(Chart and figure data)
===============

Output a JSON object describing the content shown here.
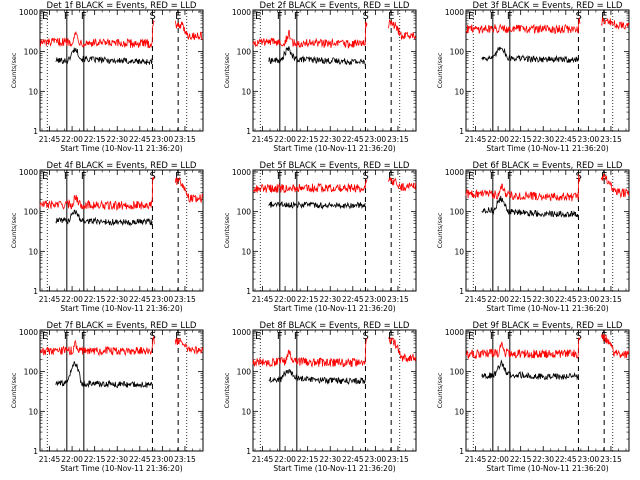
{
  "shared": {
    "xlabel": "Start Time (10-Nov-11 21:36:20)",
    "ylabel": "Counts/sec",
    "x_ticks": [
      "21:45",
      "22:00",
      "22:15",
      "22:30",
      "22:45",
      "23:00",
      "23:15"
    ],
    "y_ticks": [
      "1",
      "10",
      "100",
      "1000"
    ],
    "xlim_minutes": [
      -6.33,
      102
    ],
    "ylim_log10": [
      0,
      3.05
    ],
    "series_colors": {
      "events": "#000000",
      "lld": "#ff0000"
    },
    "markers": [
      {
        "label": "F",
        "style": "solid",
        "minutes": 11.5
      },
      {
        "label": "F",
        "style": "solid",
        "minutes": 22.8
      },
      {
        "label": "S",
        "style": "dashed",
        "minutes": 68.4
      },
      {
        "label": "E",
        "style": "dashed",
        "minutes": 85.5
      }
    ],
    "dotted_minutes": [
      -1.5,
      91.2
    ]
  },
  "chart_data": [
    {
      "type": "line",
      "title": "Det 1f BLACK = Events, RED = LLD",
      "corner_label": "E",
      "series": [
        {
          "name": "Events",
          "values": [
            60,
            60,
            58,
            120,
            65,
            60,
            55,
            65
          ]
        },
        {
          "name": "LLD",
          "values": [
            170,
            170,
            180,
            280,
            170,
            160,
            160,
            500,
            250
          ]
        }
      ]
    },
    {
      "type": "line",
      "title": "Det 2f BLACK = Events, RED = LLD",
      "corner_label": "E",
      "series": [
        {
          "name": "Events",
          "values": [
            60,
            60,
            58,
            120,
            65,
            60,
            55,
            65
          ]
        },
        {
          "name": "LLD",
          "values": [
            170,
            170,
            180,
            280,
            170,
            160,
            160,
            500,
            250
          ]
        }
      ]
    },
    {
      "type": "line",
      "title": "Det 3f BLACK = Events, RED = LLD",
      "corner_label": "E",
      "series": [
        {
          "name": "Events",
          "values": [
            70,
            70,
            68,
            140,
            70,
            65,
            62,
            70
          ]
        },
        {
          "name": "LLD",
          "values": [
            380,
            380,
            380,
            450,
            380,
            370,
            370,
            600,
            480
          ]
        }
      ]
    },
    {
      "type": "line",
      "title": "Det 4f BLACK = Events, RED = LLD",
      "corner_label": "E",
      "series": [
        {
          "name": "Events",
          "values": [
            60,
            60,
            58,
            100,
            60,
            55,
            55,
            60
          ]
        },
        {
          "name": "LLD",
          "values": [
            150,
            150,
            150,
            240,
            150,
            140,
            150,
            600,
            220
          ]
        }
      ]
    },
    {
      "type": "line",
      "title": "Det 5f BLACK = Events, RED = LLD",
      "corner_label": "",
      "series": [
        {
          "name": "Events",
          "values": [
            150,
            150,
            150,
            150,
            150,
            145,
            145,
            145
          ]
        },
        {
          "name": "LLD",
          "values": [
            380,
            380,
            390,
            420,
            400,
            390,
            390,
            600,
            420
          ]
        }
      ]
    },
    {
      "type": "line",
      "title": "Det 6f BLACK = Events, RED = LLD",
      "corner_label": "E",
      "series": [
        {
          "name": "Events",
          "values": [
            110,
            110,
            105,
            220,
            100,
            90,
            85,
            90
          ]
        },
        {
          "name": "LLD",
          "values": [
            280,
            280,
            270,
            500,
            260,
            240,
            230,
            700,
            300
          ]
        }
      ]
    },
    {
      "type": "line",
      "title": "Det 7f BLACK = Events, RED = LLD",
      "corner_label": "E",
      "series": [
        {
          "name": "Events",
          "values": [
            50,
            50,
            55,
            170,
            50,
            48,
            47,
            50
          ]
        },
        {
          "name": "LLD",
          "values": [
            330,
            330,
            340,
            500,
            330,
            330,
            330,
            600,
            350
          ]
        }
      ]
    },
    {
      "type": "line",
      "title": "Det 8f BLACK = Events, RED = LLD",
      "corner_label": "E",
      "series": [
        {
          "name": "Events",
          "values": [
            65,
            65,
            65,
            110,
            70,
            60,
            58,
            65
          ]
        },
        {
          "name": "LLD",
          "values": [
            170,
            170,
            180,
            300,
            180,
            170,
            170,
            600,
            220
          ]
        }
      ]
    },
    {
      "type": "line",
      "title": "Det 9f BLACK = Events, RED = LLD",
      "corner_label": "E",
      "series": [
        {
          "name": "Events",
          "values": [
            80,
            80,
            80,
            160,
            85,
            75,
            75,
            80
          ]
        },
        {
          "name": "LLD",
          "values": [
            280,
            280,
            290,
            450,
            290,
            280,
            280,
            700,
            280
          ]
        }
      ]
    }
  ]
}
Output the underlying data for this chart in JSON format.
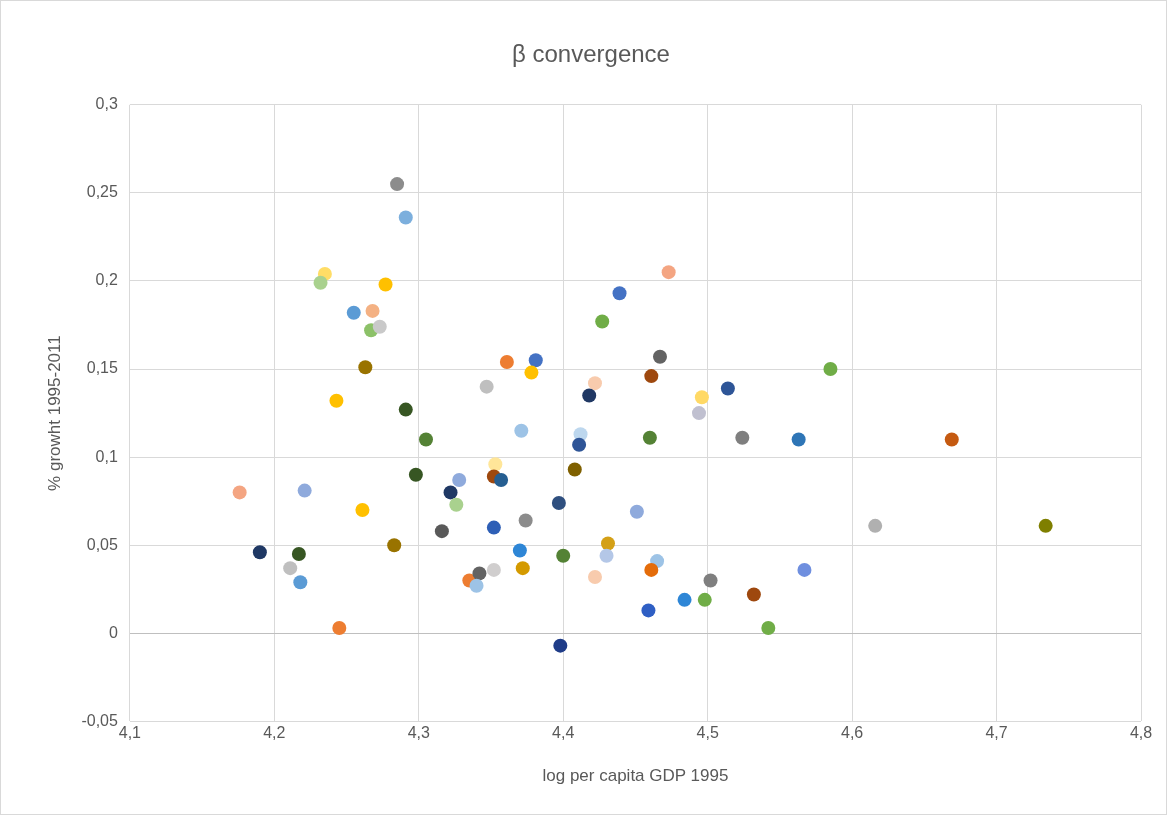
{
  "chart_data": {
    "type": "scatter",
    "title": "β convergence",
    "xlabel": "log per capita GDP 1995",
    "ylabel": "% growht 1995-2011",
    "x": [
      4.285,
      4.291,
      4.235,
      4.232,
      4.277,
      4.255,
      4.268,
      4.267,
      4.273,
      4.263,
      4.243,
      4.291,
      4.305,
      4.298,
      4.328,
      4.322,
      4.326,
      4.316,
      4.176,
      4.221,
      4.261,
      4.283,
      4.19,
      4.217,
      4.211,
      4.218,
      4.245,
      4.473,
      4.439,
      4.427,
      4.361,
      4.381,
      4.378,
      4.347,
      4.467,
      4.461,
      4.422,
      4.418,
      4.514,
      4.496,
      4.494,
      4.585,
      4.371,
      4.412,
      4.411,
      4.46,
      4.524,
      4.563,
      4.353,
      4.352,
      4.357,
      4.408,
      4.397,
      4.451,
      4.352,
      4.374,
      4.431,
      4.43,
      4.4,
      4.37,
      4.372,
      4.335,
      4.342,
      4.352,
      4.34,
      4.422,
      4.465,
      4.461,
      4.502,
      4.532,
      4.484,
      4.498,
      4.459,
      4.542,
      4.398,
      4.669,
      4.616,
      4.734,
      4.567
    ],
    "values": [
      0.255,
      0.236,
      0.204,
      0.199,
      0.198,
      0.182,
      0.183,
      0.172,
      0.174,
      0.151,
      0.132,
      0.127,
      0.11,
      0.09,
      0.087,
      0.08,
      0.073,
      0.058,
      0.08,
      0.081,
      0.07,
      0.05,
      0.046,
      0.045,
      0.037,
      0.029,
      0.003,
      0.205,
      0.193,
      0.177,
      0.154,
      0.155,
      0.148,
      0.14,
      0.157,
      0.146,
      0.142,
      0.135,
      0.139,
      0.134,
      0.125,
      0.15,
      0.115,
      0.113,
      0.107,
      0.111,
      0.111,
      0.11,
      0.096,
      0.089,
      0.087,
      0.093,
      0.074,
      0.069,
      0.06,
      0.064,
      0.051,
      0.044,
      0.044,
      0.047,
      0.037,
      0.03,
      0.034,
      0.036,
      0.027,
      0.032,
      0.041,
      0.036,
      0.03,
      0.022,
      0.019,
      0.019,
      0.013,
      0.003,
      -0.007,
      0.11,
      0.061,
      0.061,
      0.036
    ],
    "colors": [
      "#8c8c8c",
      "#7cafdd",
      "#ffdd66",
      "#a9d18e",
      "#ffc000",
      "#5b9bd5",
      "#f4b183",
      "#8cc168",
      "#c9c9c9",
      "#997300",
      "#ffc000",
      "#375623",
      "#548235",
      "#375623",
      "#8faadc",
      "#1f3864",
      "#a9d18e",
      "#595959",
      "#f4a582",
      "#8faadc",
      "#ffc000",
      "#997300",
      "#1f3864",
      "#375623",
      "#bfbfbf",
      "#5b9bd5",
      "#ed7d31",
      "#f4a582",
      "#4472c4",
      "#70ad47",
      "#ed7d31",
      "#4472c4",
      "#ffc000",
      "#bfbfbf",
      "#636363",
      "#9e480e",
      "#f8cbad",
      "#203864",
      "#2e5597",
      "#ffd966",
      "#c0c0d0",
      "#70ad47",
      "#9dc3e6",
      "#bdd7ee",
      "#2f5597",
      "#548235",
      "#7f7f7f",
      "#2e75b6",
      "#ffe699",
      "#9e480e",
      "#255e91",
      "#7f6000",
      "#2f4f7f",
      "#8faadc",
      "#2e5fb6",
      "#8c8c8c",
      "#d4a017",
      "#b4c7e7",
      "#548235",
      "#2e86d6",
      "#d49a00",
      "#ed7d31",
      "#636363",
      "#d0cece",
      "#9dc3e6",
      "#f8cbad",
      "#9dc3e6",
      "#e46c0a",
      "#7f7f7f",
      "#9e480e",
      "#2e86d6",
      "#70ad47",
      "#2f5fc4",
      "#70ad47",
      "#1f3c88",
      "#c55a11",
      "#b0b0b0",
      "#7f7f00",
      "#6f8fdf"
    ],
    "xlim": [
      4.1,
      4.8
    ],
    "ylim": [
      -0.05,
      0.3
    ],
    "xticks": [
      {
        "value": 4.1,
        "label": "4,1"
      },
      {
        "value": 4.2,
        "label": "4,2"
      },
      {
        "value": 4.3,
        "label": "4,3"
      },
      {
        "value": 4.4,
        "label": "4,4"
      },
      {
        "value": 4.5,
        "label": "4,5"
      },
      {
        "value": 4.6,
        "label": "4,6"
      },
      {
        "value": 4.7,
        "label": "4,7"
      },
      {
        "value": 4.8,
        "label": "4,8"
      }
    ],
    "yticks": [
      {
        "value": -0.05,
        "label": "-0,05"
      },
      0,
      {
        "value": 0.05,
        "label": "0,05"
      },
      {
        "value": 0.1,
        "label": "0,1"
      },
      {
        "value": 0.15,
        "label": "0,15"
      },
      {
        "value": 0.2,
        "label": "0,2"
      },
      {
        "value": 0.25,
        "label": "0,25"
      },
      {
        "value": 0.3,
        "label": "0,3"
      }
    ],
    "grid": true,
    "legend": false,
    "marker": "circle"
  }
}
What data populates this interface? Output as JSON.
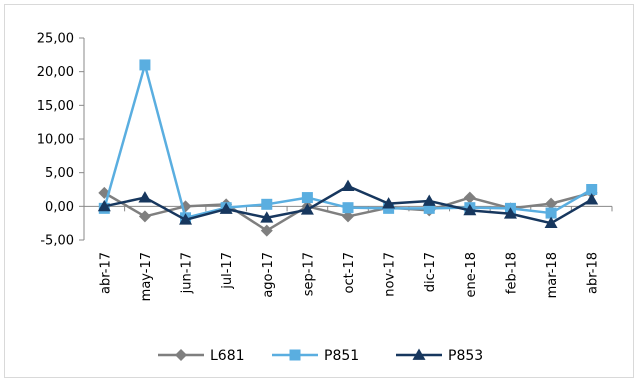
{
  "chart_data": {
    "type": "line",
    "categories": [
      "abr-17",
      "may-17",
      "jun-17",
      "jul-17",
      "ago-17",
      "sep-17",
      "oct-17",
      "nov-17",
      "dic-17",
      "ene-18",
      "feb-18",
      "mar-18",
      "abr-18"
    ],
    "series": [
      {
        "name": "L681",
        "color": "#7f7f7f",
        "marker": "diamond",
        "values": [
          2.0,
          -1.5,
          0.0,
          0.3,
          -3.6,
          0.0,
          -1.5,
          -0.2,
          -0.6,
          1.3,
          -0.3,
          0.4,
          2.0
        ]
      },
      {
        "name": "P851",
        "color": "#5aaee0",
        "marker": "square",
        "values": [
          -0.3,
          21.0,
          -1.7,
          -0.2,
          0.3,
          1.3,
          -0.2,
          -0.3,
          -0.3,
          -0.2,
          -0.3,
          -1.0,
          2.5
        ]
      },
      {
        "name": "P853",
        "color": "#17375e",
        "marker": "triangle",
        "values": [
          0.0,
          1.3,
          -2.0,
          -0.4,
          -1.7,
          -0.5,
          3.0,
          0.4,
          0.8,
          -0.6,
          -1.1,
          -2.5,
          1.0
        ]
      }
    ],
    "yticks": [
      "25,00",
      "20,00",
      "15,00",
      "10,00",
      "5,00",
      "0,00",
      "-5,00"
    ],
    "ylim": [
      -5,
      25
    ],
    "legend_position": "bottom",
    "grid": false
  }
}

===============

_What is being asked:_
In the records above, find the lines containing "xlabel" and copy them.

_Completed exercise:_
    "xlabel": "Start Time (10-Nov-11 21:36:20)",
    "xlabel": "log per capita GDP 1995",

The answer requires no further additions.